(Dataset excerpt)
+-------+
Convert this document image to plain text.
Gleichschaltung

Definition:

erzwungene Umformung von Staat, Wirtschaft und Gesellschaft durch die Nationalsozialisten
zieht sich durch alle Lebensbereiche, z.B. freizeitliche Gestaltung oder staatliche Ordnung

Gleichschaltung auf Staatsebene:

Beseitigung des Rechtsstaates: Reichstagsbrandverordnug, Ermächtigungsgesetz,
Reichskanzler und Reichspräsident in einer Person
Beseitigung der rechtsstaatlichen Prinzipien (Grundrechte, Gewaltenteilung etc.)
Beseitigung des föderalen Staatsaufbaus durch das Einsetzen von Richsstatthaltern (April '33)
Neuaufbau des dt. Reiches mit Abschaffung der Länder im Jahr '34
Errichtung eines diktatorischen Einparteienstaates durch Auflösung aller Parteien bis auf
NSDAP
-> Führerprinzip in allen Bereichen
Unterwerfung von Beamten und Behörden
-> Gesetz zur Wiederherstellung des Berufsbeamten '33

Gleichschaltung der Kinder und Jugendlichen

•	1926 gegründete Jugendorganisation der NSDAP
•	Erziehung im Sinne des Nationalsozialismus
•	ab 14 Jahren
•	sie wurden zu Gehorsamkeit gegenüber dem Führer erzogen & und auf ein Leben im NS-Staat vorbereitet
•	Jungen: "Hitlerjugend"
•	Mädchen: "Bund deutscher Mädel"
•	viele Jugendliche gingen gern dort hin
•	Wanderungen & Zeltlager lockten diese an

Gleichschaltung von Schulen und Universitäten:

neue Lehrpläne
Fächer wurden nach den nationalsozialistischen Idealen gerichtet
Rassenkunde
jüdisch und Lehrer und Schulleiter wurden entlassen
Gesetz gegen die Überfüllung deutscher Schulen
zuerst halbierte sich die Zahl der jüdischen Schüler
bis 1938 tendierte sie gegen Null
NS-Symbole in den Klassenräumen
+-------+
Problem description: Quote each line above in full, word for word.

Written reply:
Convert this document image to plain text.
Gleichschaltung

Definition:

erzwungene Umformung von Staat, Wirtschaft und Gesellschaft durch die Nationalsozialisten
zieht sich durch alle Lebensbereiche, z.B. freizeitliche Gestaltung oder staatliche Ordnung

Gleichschaltung auf Staatsebene:

Beseitigung des Rechtsstaates: Reichstagsbrandverordnug, Ermächtigungsgesetz,
Reichskanzler und Reichspräsident in einer Person
Beseitigung der rechtsstaatlichen Prinzipien (Grundrechte, Gewaltenteilung etc.)
Beseitigung des föderalen Staatsaufbaus durch das Einsetzen von Richsstatthaltern (April '33)
Neuaufbau des dt. Reiches mit Abschaffung der Länder im Jahr '34
Errichtung eines diktatorischen Einparteienstaates durch Auflösung aller Parteien bis auf
NSDAP
-> Führerprinzip in allen Bereichen
Unterwerfung von Beamten und Behörden
-> Gesetz zur Wiederherstellung des Berufsbeamten '33

Gleichschaltung der Kinder und Jugendlichen

•	1926 gegründete Jugendorganisation der NSDAP
•	Erziehung im Sinne des Nationalsozialismus
•	ab 14 Jahren
•	sie wurden zu Gehorsamkeit gegenüber dem Führer erzogen & und auf ein Leben im NS-Staat vorbereitet
•	Jungen: "Hitlerjugend"
•	Mädchen: "Bund deutscher Mädel"
•	viele Jugendliche gingen gern dort hin
•	Wanderungen & Zeltlager lockten diese an

Gleichschaltung von Schulen und Universitäten:

neue Lehrpläne
Fächer wurden nach den nationalsozialistischen Idealen gerichtet
Rassenkunde
jüdisch und Lehrer und Schulleiter wurden entlassen
Gesetz gegen die Überfüllung deutscher Schulen
zuerst halbierte sich die Zahl der jüdischen Schüler
bis 1938 tendierte sie gegen Null
NS-Symbole in den Klassenräumen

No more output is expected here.